Dataset items:
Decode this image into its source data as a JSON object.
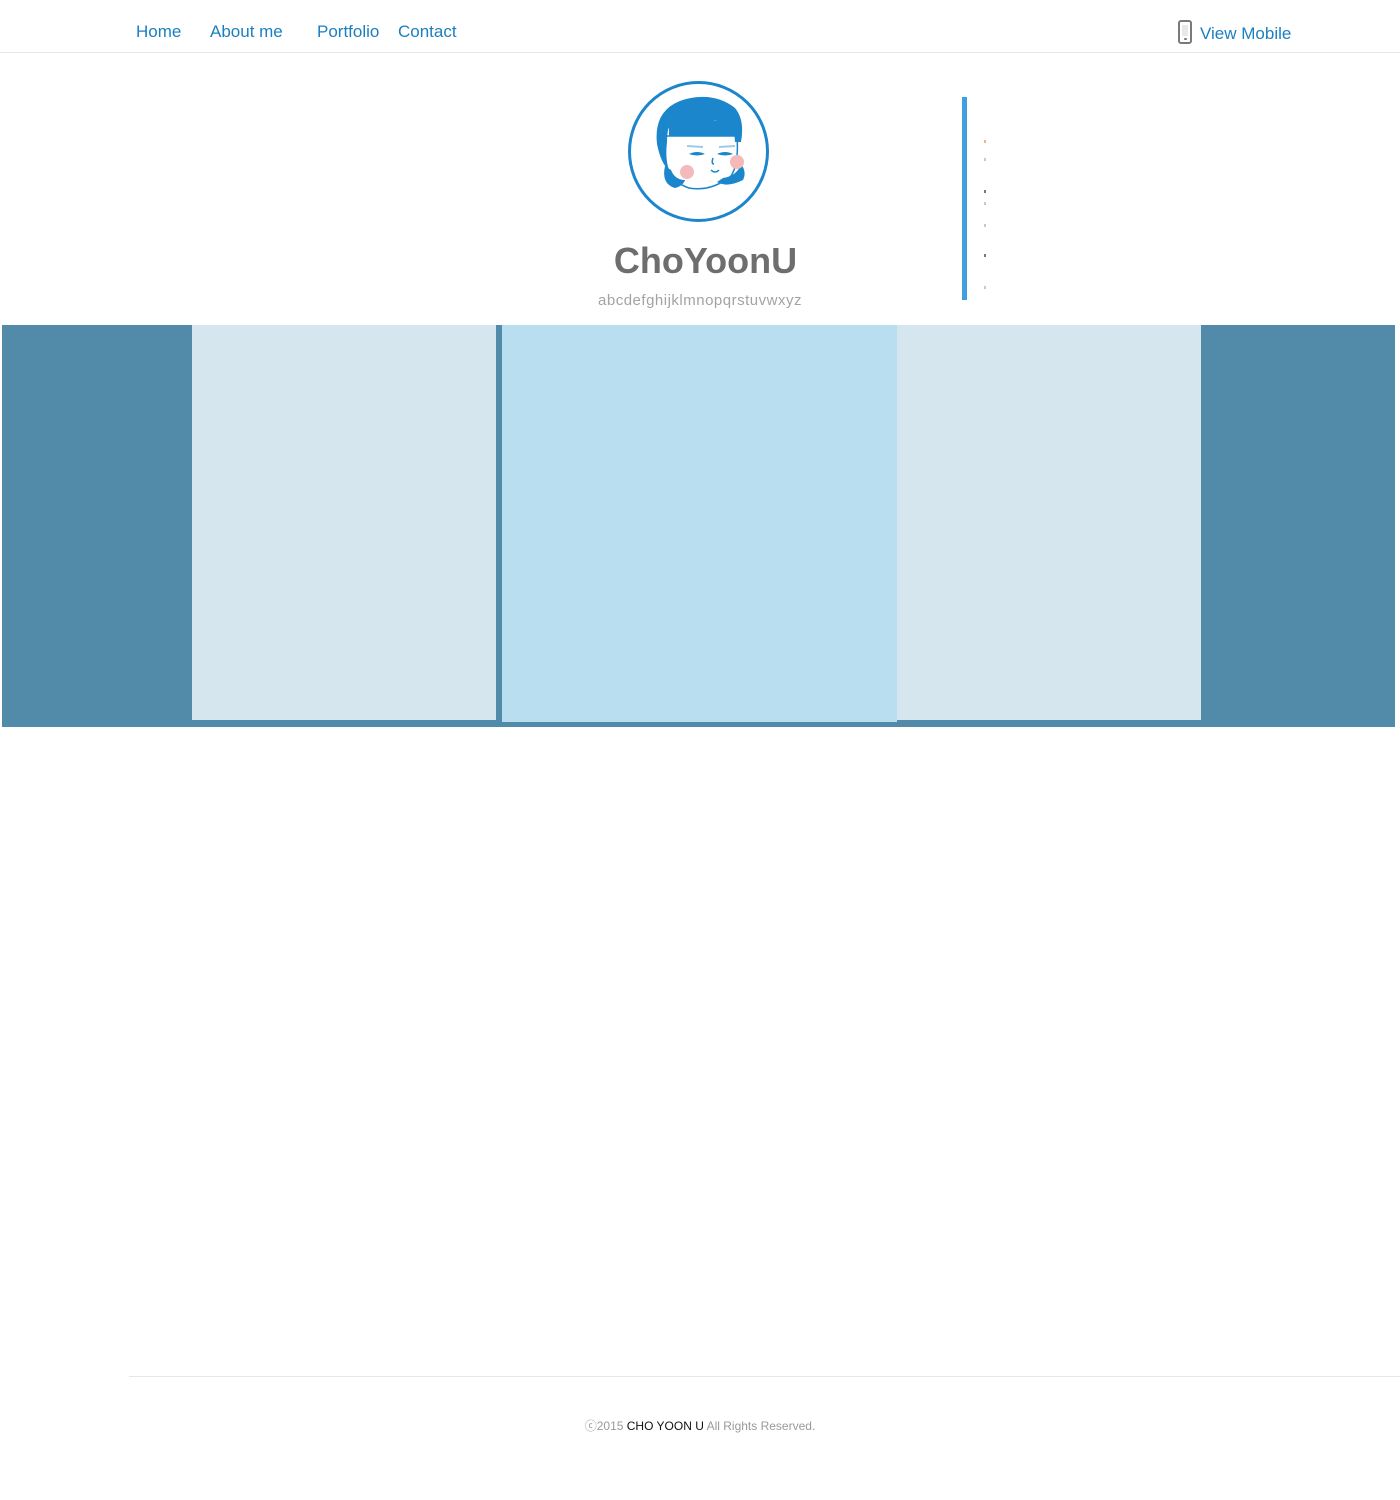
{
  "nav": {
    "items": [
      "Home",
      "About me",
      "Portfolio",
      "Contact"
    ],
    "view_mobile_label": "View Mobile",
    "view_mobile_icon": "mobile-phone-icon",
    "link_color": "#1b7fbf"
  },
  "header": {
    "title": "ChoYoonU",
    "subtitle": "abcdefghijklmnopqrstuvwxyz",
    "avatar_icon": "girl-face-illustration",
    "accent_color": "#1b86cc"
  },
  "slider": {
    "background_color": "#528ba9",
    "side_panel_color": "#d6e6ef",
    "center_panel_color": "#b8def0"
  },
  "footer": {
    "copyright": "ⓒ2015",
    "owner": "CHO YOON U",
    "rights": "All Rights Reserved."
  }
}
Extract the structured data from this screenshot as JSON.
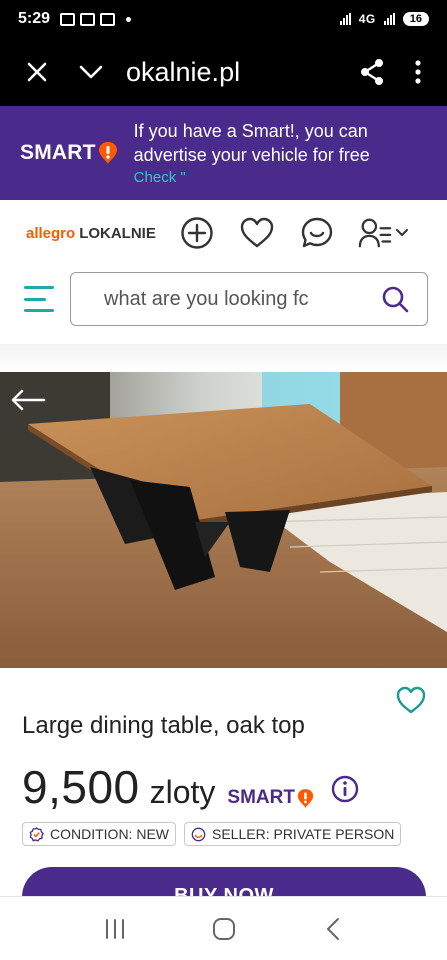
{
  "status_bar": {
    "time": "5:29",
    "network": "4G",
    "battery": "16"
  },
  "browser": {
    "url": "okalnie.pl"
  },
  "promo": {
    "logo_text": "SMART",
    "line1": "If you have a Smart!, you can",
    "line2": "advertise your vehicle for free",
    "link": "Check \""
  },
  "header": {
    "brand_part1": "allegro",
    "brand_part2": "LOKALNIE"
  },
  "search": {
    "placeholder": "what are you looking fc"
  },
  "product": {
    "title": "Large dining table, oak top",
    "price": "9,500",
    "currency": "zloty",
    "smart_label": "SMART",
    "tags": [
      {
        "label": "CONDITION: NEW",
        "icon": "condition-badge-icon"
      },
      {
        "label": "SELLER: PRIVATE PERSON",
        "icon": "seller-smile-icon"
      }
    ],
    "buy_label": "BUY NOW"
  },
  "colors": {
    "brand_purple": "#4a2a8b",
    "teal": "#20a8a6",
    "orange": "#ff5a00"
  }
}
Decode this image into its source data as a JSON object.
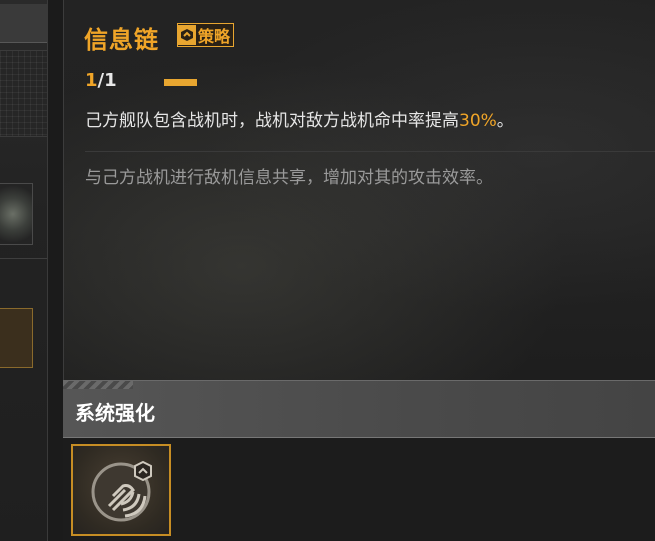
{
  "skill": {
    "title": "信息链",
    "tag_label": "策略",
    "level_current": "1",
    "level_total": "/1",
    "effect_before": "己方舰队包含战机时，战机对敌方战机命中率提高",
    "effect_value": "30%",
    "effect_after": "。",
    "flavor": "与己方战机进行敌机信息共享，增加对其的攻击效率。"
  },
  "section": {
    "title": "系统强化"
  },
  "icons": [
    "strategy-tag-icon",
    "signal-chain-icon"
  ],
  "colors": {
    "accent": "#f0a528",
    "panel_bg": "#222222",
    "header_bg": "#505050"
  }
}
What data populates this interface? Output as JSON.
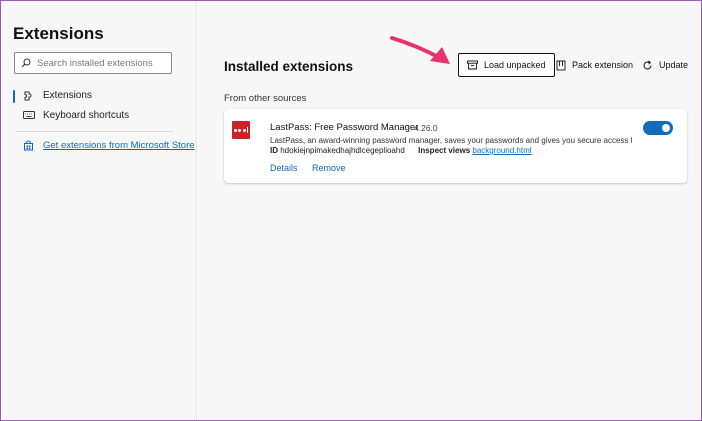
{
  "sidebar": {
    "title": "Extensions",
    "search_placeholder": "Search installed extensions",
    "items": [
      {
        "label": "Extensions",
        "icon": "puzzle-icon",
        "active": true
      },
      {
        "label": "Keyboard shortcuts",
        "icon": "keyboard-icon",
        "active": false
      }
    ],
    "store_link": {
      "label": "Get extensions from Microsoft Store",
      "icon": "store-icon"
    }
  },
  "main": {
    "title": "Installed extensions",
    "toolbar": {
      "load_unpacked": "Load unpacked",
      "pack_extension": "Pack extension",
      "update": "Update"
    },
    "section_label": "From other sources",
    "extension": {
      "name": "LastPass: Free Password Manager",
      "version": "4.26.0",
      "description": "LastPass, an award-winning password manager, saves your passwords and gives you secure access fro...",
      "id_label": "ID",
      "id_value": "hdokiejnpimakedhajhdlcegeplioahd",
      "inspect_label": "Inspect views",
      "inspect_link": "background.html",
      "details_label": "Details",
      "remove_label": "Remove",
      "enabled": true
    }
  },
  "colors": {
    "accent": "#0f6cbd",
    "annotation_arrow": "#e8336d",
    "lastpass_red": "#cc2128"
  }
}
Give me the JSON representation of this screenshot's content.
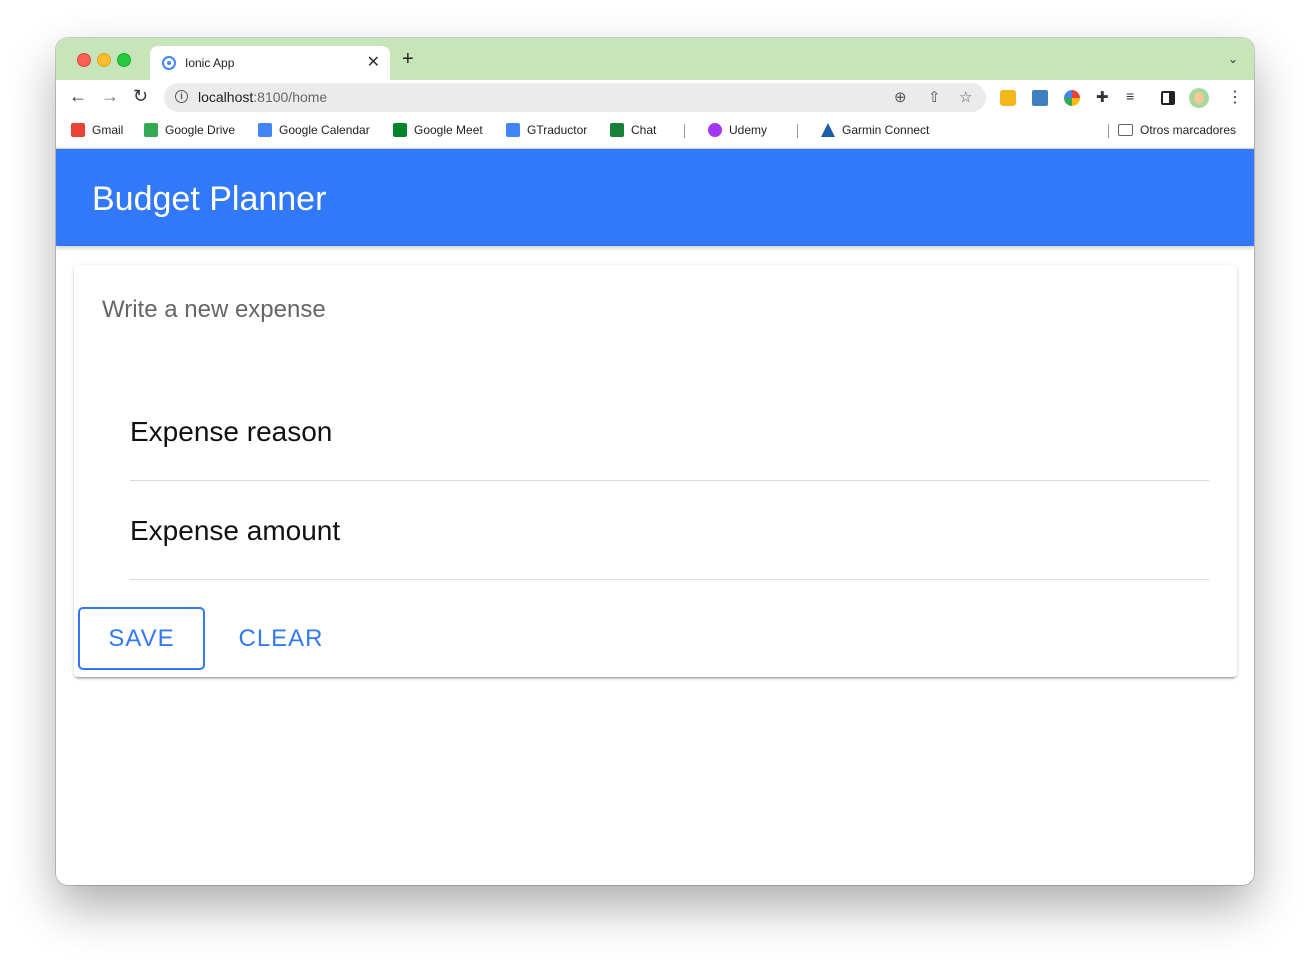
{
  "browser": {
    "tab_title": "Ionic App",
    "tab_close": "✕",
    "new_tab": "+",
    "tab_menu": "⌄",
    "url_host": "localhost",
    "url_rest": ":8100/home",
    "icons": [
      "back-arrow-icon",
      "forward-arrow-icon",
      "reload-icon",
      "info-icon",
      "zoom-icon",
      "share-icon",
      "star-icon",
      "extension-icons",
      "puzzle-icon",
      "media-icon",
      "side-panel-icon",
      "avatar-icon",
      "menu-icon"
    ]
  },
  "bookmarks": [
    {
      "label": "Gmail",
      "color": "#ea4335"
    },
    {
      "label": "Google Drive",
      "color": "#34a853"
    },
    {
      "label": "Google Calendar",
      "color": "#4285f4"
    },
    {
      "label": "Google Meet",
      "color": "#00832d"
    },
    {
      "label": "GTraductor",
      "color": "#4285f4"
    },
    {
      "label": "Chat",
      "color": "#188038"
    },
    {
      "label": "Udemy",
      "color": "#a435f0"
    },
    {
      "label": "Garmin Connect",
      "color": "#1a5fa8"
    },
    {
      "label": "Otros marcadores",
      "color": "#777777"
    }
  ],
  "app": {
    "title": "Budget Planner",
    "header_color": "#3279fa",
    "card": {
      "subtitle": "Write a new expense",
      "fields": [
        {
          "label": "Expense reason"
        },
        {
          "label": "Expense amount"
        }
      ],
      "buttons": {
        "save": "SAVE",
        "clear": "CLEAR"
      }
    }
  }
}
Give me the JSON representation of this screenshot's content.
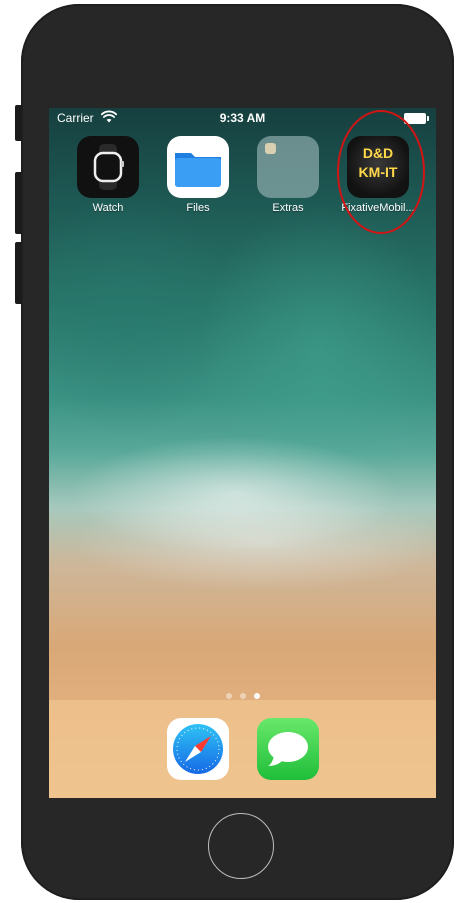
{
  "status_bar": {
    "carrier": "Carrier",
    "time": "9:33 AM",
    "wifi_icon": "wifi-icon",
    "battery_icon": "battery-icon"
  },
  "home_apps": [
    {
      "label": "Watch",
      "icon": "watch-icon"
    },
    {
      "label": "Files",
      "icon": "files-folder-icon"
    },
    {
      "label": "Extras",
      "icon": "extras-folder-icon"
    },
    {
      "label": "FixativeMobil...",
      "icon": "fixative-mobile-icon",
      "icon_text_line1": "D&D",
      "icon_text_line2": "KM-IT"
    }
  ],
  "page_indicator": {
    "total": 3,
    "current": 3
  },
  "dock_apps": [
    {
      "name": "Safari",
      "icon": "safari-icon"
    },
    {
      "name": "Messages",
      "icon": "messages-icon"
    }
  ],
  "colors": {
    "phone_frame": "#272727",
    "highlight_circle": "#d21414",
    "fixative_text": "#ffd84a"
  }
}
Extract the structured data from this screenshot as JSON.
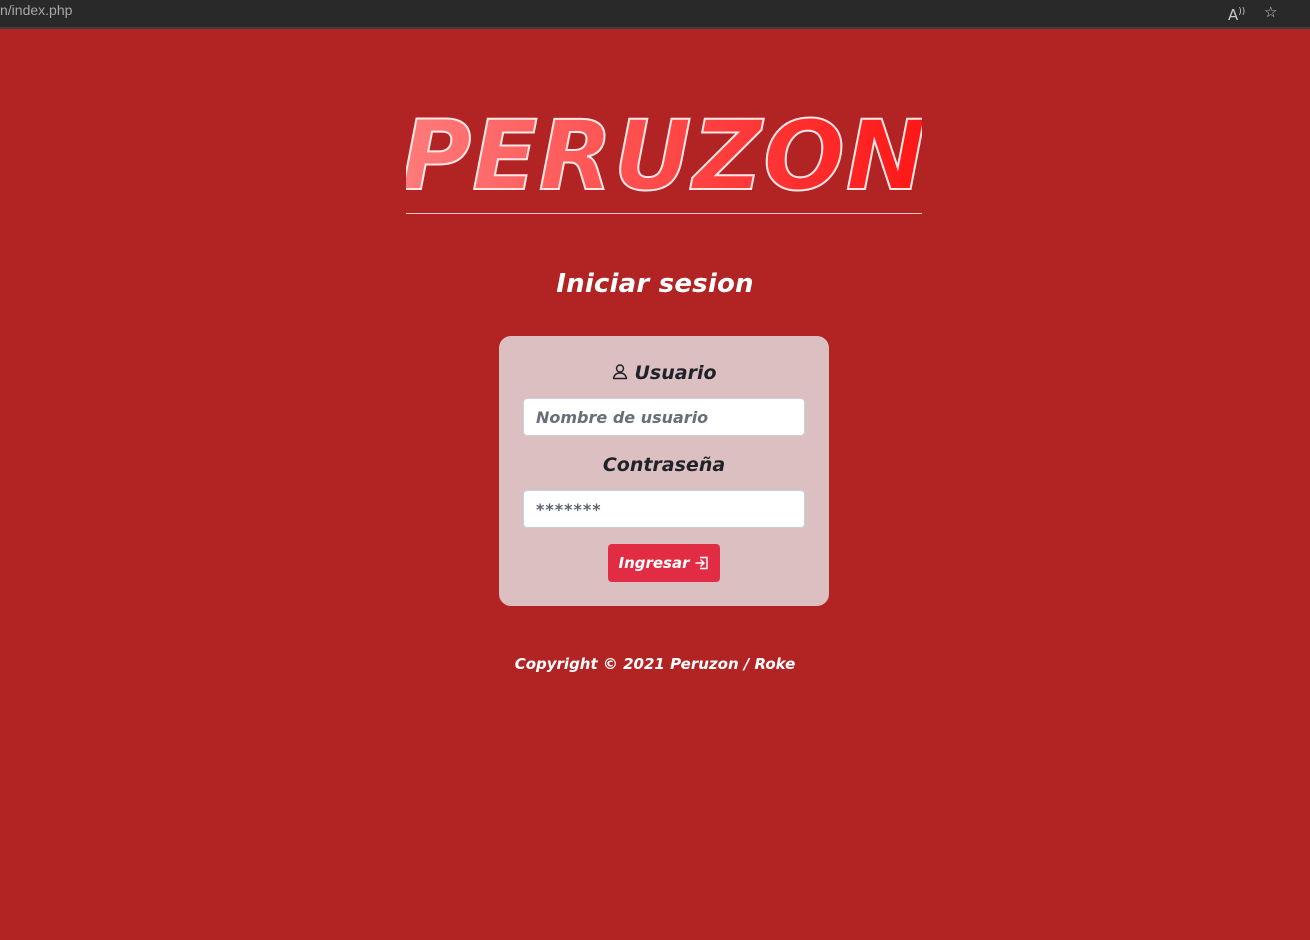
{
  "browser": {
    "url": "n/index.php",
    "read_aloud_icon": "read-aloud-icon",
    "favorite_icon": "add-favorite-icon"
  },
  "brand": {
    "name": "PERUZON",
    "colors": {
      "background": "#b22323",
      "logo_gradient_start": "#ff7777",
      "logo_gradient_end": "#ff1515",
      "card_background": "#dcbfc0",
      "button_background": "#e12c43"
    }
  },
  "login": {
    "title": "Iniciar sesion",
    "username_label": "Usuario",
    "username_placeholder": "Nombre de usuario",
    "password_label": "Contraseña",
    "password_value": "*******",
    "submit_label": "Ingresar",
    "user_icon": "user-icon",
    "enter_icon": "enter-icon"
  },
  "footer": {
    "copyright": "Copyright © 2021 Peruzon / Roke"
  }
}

Exercise objective
Using the listing above, pick out each line that contains the word "your", then copy it.

Task result
    "line2": "advertise your vehicle for free",
      "description": "LastPass, an award-winning password manager, saves your passwords and gives you secure access fro...",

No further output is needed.